* EXTRACTED ENTRIES:
------------------------------

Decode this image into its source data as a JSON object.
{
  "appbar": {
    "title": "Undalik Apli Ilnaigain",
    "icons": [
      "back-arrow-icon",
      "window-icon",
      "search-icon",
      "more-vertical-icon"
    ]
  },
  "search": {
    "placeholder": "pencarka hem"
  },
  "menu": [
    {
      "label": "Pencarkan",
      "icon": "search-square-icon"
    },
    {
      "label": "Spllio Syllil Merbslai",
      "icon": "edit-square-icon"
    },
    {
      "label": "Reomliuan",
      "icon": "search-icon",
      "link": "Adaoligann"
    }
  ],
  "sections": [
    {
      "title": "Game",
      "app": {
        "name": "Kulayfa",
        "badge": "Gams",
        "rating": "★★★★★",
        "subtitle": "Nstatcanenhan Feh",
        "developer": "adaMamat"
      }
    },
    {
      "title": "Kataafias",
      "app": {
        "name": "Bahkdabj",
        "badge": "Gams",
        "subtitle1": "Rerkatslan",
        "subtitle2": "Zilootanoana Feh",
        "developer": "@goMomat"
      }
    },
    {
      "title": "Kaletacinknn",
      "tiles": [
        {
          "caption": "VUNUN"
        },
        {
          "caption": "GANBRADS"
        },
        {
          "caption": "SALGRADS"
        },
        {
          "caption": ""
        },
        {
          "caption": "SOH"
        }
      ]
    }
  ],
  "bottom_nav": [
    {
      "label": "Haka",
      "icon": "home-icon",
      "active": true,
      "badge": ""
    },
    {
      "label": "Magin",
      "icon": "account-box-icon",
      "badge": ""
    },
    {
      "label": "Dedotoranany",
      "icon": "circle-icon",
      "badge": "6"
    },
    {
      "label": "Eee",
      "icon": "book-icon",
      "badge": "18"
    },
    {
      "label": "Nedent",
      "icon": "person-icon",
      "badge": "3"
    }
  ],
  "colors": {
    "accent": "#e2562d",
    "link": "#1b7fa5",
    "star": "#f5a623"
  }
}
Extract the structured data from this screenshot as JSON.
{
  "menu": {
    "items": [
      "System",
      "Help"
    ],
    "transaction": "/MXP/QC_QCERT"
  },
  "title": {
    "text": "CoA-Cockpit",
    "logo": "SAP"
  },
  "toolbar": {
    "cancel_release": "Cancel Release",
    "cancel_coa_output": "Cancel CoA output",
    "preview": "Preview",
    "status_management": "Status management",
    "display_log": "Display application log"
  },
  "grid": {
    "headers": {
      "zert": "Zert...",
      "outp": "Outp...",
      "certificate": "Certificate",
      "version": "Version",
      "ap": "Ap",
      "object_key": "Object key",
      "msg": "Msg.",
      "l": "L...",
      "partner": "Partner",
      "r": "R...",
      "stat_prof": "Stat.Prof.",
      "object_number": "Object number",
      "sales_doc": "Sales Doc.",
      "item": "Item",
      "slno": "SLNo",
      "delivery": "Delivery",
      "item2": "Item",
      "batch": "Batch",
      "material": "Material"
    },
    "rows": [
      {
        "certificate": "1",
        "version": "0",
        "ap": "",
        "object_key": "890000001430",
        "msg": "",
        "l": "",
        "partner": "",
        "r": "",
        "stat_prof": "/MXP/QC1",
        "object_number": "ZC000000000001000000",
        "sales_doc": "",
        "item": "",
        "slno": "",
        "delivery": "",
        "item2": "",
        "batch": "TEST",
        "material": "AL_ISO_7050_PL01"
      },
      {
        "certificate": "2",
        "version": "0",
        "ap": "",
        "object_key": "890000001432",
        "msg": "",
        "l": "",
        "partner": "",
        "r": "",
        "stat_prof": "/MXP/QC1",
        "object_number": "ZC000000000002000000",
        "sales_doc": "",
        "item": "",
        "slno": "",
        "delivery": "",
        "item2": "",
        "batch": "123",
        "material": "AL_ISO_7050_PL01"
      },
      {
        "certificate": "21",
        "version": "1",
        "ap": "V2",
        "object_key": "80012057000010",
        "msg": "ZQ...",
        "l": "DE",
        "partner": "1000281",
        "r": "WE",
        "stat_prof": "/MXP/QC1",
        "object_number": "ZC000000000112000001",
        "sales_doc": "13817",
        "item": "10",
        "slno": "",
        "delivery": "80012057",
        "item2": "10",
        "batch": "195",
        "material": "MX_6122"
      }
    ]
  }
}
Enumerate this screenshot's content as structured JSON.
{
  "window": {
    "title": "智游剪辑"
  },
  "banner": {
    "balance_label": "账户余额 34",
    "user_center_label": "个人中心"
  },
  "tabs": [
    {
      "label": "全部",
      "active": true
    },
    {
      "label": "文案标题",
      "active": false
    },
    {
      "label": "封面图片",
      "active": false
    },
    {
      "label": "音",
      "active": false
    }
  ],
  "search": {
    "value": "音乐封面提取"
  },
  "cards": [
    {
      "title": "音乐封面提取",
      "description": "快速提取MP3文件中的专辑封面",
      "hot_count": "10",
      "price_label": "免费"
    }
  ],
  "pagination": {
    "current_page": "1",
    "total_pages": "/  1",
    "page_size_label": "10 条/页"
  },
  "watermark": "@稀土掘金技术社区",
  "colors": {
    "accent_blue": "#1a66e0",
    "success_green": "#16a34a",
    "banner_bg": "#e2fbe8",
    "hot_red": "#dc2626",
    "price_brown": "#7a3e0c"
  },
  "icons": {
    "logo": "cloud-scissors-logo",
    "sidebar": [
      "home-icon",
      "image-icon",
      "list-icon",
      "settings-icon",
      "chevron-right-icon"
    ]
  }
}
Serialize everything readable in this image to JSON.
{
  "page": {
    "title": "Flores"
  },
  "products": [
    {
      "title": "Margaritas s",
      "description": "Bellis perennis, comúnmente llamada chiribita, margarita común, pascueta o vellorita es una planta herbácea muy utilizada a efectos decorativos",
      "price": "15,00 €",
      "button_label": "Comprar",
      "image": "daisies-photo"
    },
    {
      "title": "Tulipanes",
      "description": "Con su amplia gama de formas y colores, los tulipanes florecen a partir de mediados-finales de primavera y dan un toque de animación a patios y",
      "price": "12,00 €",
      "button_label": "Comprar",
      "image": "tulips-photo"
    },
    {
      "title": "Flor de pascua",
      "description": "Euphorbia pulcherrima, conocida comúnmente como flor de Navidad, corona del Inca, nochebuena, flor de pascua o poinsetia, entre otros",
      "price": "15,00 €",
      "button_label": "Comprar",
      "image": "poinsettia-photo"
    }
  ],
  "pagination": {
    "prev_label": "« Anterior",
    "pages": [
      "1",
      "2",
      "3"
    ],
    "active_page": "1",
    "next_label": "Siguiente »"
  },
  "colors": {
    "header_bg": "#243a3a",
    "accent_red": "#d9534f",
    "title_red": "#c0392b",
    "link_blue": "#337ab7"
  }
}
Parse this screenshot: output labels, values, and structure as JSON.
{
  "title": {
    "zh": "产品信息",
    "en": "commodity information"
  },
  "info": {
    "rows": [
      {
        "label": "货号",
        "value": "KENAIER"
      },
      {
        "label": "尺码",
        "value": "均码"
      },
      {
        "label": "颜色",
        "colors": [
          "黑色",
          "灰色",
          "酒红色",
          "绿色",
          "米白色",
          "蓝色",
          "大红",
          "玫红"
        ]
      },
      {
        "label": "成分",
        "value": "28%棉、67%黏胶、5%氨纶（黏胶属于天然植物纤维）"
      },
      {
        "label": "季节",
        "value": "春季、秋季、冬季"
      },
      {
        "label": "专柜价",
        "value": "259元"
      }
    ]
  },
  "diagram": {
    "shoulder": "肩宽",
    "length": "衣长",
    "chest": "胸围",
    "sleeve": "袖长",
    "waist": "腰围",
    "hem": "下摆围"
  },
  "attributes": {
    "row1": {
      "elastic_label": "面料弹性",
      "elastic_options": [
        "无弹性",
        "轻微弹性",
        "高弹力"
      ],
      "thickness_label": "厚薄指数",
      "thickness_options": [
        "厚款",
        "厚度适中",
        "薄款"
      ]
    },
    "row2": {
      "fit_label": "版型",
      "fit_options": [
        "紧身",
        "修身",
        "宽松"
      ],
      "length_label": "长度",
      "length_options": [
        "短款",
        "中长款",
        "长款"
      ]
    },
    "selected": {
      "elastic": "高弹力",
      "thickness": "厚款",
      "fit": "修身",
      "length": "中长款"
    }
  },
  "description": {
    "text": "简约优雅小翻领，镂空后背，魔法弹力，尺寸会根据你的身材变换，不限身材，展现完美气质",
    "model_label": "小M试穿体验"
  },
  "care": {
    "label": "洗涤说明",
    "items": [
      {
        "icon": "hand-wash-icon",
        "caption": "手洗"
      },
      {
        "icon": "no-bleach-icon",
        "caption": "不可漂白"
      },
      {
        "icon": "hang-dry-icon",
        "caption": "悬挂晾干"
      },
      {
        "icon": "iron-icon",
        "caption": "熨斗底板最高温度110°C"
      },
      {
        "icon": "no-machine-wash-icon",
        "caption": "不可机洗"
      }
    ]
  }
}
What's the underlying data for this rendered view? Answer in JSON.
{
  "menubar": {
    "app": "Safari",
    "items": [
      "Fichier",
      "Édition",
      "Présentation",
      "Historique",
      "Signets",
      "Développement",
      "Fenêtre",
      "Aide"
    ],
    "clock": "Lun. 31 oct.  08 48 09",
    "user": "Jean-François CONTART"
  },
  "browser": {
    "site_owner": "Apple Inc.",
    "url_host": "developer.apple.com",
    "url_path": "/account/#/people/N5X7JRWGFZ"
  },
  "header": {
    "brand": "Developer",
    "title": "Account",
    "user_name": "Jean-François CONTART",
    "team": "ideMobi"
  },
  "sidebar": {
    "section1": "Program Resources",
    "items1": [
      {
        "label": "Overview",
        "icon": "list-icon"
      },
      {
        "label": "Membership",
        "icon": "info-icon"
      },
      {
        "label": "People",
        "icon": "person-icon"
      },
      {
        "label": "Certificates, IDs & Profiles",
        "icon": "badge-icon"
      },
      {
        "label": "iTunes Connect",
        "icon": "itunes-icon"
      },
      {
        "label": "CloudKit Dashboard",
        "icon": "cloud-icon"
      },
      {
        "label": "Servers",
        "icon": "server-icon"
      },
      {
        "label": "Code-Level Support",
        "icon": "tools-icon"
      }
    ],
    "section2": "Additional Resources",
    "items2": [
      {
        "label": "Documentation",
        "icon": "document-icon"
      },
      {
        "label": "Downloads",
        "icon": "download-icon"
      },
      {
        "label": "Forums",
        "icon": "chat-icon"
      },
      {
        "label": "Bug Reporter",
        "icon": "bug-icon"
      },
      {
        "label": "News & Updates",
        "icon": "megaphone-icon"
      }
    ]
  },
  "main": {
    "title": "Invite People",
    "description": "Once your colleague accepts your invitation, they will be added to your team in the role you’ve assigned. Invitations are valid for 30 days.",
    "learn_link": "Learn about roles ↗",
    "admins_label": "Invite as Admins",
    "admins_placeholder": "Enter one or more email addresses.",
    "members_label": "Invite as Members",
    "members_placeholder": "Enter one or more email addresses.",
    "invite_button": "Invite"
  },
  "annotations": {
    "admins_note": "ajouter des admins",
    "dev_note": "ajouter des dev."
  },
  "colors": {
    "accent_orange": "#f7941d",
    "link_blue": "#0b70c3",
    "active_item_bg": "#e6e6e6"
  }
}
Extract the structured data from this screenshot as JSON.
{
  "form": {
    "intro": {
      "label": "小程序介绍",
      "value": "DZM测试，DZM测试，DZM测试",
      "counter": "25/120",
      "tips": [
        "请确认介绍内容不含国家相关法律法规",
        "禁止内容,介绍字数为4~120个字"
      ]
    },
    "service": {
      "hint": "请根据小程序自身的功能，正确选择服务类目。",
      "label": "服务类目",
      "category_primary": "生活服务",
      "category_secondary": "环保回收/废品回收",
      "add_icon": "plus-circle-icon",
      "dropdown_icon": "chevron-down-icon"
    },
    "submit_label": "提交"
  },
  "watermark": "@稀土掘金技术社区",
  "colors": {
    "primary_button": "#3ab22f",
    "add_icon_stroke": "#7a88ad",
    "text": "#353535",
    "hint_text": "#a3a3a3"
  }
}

------------------------------

* GIVEN REQUEST: Find the string "output" in the listing and return every line that holds it.

* THE RESPONSE:
    "cancel_coa_output": "Cancel CoA output",
Parse this screenshot: output labels, values, and structure as JSON.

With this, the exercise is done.